[Goal of the exercise]
Look through the material and copy each line holding "دلار".

[Material to process]

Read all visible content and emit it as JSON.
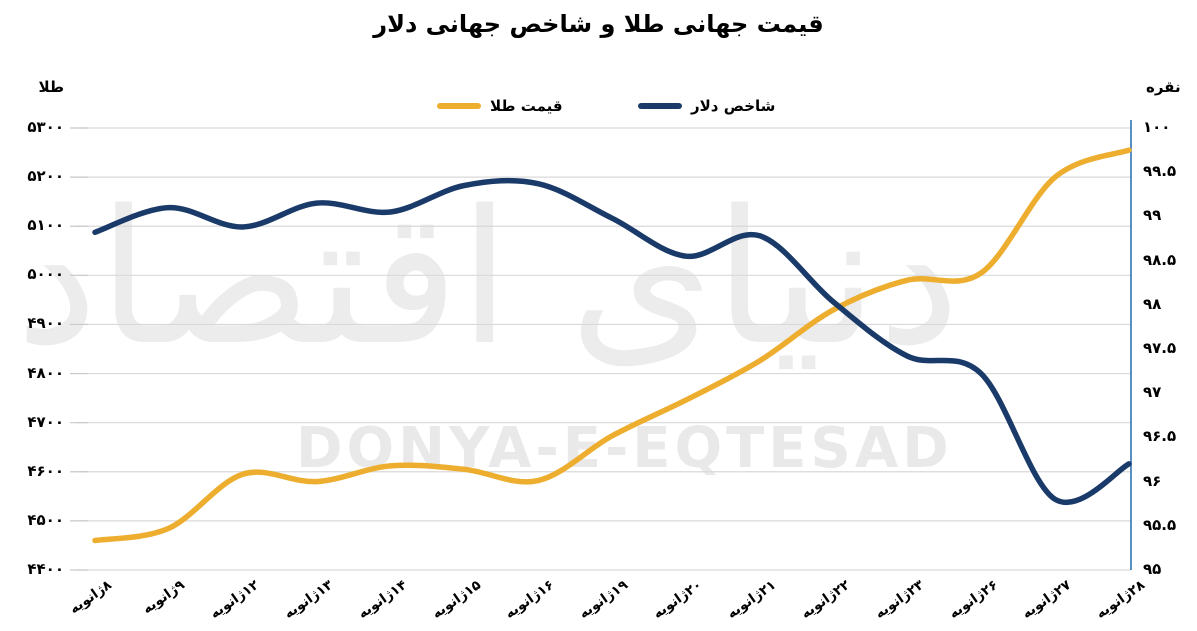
{
  "title": "قیمت جهانی طلا و شاخص جهانی دلار",
  "legend": {
    "gold": {
      "label": "قیمت طلا",
      "color": "#EDAE2F"
    },
    "navy": {
      "label": "شاخص دلار",
      "color": "#1A3A69"
    }
  },
  "axis_titles": {
    "left": "طلا",
    "right": "نقره"
  },
  "watermark": {
    "fa": "دنیای اقتصاد",
    "en": "DONYA-E-EQTESAD"
  },
  "colors": {
    "gold_line": "#EDAE2F",
    "navy_line": "#1A3A69",
    "gridline": "#d9d9d9",
    "right_axis_line": "#2E74B5",
    "tick_dash": "#c9c9c9"
  },
  "chart_data": {
    "type": "line",
    "title": "قیمت جهانی طلا و شاخص جهانی دلار",
    "grid": "horizontal",
    "legend_position": "top",
    "categories": [
      "۸ژانویه",
      "۹ژانویه",
      "۱۲ژانویه",
      "۱۳ژانویه",
      "۱۴ژانویه",
      "۱۵ژانویه",
      "۱۶ژانویه",
      "۱۹ژانویه",
      "۲۰ژانویه",
      "۲۱ژانویه",
      "۲۲ژانویه",
      "۲۳ژانویه",
      "۲۶ژانویه",
      "۲۷ژانویه",
      "۲۸ژانویه"
    ],
    "series": [
      {
        "name": "قیمت طلا",
        "axis": "left",
        "color": "#EDAE2F",
        "values": [
          4460,
          4485,
          4595,
          4580,
          4612,
          4605,
          4582,
          4673,
          4746,
          4826,
          4930,
          4990,
          5005,
          5200,
          5255
        ]
      },
      {
        "name": "شاخص دلار",
        "axis": "right",
        "color": "#1A3A69",
        "values": [
          98.82,
          99.1,
          98.88,
          99.15,
          99.05,
          99.35,
          99.37,
          98.98,
          98.55,
          98.78,
          98.03,
          97.42,
          97.22,
          95.8,
          96.2
        ]
      }
    ],
    "left_axis": {
      "title": "طلا",
      "min": 4400,
      "max": 5300,
      "step": 100,
      "tick_labels": [
        "۵۳۰۰",
        "۵۲۰۰",
        "۵۱۰۰",
        "۵۰۰۰",
        "۴۹۰۰",
        "۴۸۰۰",
        "۴۷۰۰",
        "۴۶۰۰",
        "۴۵۰۰",
        "۴۴۰۰"
      ]
    },
    "right_axis": {
      "title": "نقره",
      "min": 95,
      "max": 100,
      "step": 0.5,
      "tick_labels": [
        "۱۰۰",
        "۹۹.۵",
        "۹۹",
        "۹۸.۵",
        "۹۸",
        "۹۷.۵",
        "۹۷",
        "۹۶.۵",
        "۹۶",
        "۹۵.۵",
        "۹۵"
      ]
    }
  }
}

[Output for this exercise]
  "title": "قیمت جهانی طلا و شاخص جهانی دلار",
      "label": "شاخص دلار",
    "title": "قیمت جهانی طلا و شاخص جهانی دلار",
        "name": "شاخص دلار",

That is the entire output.